EXERCISE INSTRUCTIONS → Only lines holding the string "JSON" are wanted; copy each one from the material.

SOURCE RECORDS →
--------------------

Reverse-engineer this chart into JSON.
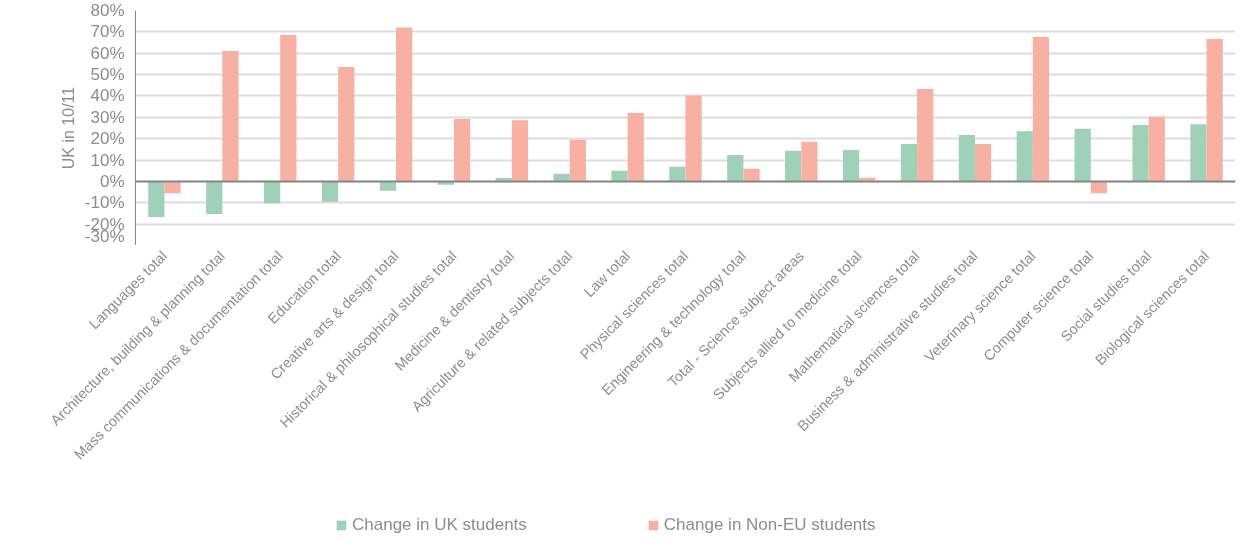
{
  "chart_data": {
    "type": "bar",
    "ylabel": "UK in 10/11",
    "categories": [
      "Languages total",
      "Architecture, building & planning total",
      "Mass communications & documentation total",
      "Education total",
      "Creative arts & design total",
      "Historical & philosophical studies total",
      "Medicine & dentistry total",
      "Agriculture & related subjects total",
      "Law total",
      "Physical sciences total",
      "Engineering & technology total",
      "Total - Science subject areas",
      "Subjects allied to medicine total",
      "Mathematical sciences total",
      "Business & administrative studies total",
      "Veterinary science total",
      "Computer science total",
      "Social studies total",
      "Biological sciences total"
    ],
    "series": [
      {
        "name": "Change in UK students",
        "color": "#9fd1b9",
        "values": [
          -16.7,
          -15.2,
          -10.2,
          -9.5,
          -4.4,
          -1.6,
          1.6,
          3.6,
          5.0,
          6.9,
          12.4,
          14.4,
          14.7,
          17.5,
          21.7,
          23.5,
          24.7,
          26.4,
          26.7
        ]
      },
      {
        "name": "Change in Non-EU students",
        "color": "#f8b0a2",
        "values": [
          -5.6,
          61.0,
          68.5,
          53.5,
          72.1,
          29.2,
          28.6,
          19.5,
          32.0,
          40.2,
          5.9,
          18.6,
          1.7,
          43.3,
          17.5,
          67.6,
          -5.6,
          30.3,
          66.7
        ]
      }
    ],
    "ylim": [
      -30,
      80
    ],
    "yticks": [
      {
        "value": -30,
        "label": "-30%"
      },
      {
        "value": -20,
        "label": "-20%"
      },
      {
        "value": -10,
        "label": "-10%"
      },
      {
        "value": 0,
        "label": "0%"
      },
      {
        "value": 10,
        "label": "10%"
      },
      {
        "value": 20,
        "label": "20%"
      },
      {
        "value": 30,
        "label": "30%"
      },
      {
        "value": 40,
        "label": "40%"
      },
      {
        "value": 50,
        "label": "50%"
      },
      {
        "value": 60,
        "label": "60%"
      },
      {
        "value": 70,
        "label": "70%"
      },
      {
        "value": 80,
        "label": "80%"
      }
    ],
    "grid": "y",
    "legend": "bottom"
  }
}
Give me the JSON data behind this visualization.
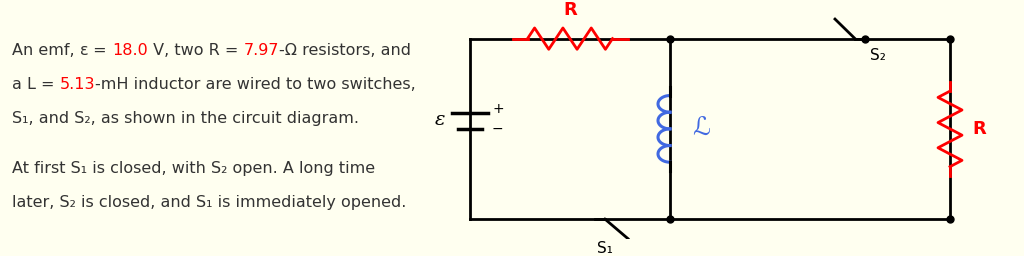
{
  "bg_color": "#FFFFF0",
  "text_color": "#333333",
  "red_color": "#FF0000",
  "blue_color": "#4169E1",
  "black_color": "#000000",
  "text1_line1": "An emf, ",
  "emf_sym": "ε",
  "text1_val": "18.0",
  "text1_mid1": " V, two R = ",
  "text1_val2": "7.97",
  "text1_mid2": "-Ω resistors, and",
  "text2_line1": "a L = ",
  "text2_val": "5.13",
  "text2_mid": "-mH inductor are wired to two switches,",
  "text3": "S₁, and S₂, as shown in the circuit diagram.",
  "text4": "At first S₁ is closed, with S₂ open. A long time",
  "text5": "later, S₂ is closed, and S₁ is immediately opened.",
  "fig_width": 10.24,
  "fig_height": 2.56,
  "dpi": 100
}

--------------------

ANSWER BELOW →
Reverse-engineer this chart into JSON.
Give me the JSON data behind this visualization.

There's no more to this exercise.